*EXERCISE INSTRUCTIONS*.
Check every line below for the word "color" and copy the ones that have it.

(Some records)
○ ○ ○

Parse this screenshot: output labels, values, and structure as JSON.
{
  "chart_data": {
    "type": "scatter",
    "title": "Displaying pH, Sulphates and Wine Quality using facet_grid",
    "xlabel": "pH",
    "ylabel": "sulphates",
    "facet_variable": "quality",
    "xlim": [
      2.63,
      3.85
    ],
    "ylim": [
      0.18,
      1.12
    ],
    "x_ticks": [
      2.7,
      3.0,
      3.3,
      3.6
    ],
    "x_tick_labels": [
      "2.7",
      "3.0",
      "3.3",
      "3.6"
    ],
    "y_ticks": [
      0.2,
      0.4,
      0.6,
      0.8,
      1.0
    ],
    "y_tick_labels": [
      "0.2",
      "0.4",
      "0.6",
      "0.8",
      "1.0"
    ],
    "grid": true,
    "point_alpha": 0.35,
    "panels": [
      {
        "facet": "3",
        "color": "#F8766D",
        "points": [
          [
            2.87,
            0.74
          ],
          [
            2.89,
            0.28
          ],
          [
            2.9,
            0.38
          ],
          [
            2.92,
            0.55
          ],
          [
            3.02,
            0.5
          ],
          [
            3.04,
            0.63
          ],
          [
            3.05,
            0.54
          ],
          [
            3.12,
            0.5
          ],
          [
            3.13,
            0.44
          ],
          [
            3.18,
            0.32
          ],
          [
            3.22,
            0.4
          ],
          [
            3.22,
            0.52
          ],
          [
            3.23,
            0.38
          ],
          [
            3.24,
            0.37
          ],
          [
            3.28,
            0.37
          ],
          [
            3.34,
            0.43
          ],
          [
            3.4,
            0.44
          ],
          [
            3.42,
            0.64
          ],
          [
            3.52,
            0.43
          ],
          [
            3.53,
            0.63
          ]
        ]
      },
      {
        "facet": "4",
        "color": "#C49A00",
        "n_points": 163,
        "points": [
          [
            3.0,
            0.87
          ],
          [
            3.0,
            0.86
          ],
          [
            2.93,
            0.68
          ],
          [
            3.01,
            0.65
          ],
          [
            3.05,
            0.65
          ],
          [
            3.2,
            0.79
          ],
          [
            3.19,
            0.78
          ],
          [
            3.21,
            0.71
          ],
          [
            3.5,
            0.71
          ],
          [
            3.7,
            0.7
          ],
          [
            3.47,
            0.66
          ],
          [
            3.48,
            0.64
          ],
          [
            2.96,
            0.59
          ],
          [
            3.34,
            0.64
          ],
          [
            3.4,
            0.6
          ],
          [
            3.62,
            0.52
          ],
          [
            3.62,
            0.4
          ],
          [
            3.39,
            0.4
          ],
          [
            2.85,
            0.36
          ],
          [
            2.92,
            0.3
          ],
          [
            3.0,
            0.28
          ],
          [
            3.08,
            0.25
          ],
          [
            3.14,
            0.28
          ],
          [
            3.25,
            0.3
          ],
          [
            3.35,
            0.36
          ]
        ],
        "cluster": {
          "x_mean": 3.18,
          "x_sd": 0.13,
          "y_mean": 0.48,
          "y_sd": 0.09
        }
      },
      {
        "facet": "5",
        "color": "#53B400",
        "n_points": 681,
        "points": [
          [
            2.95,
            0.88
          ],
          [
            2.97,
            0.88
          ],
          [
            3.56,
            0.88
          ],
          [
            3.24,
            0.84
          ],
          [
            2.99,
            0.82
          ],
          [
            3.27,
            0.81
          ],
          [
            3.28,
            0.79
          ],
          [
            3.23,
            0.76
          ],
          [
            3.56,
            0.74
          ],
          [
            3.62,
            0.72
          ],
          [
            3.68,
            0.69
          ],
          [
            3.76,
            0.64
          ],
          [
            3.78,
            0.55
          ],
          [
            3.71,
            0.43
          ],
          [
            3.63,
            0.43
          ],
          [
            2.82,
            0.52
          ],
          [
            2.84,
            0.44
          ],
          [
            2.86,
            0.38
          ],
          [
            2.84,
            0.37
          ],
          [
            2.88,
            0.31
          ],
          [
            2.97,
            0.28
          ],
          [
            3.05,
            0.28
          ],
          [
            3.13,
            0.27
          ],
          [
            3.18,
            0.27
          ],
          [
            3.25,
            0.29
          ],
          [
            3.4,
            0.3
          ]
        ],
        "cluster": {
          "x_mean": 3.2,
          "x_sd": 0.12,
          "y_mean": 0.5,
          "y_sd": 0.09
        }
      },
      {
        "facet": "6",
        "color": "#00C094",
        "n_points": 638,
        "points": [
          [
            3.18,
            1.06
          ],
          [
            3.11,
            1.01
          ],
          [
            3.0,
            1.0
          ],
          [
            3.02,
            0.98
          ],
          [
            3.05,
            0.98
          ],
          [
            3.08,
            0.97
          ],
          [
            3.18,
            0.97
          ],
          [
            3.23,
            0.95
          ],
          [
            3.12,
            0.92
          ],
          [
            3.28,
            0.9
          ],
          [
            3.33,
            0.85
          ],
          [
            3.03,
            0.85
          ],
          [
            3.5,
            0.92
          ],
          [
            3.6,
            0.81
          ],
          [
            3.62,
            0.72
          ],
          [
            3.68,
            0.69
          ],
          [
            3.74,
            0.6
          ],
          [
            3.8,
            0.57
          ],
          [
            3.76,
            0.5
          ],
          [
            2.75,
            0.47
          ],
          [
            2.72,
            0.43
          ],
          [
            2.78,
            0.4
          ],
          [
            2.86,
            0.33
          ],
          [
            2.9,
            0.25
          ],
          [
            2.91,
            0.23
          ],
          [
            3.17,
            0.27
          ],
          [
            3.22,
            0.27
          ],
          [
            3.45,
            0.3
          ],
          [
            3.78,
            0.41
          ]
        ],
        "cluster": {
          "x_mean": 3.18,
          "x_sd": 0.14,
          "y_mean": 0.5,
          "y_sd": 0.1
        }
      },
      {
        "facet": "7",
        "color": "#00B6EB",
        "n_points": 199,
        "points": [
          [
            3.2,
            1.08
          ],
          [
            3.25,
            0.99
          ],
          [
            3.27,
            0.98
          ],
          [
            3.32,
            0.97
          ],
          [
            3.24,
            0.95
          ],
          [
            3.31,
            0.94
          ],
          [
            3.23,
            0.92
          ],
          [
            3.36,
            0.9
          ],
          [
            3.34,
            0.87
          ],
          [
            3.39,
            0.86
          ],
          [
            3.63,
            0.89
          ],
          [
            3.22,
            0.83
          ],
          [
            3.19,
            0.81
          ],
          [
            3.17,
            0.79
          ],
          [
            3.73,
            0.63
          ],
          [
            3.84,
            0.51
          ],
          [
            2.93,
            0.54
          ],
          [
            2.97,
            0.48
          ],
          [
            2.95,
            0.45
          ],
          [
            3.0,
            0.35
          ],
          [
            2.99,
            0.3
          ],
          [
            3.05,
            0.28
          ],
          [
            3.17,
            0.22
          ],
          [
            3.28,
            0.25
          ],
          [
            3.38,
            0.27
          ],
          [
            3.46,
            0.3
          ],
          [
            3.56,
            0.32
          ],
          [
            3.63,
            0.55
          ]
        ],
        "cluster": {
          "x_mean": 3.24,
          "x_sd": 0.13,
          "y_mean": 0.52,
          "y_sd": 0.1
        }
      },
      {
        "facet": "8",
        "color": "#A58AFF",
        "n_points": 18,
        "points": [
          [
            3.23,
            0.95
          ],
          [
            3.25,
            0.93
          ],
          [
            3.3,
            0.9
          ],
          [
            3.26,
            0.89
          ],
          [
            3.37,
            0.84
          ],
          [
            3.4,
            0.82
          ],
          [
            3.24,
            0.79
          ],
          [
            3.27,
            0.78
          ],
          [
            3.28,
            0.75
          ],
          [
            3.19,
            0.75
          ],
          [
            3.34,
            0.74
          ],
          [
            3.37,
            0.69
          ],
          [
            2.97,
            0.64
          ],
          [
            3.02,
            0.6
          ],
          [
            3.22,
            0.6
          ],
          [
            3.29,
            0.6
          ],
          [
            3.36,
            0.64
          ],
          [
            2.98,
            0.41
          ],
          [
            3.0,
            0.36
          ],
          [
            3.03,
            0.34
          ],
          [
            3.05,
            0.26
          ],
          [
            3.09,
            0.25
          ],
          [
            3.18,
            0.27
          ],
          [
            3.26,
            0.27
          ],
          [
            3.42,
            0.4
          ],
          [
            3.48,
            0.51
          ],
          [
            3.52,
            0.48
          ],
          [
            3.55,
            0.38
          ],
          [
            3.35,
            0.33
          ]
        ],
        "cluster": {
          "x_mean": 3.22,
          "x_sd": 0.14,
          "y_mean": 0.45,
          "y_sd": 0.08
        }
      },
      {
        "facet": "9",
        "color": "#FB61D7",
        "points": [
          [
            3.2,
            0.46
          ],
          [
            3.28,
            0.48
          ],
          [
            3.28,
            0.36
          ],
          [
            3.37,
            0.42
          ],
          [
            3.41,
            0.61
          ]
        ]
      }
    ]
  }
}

○ ○ ○

*TASK ANSWER*.
        "color": "#F8766D",
        "color": "#C49A00",
        "color": "#53B400",
        "color": "#00C094",
        "color": "#00B6EB",
        "color": "#A58AFF",
        "color": "#FB61D7",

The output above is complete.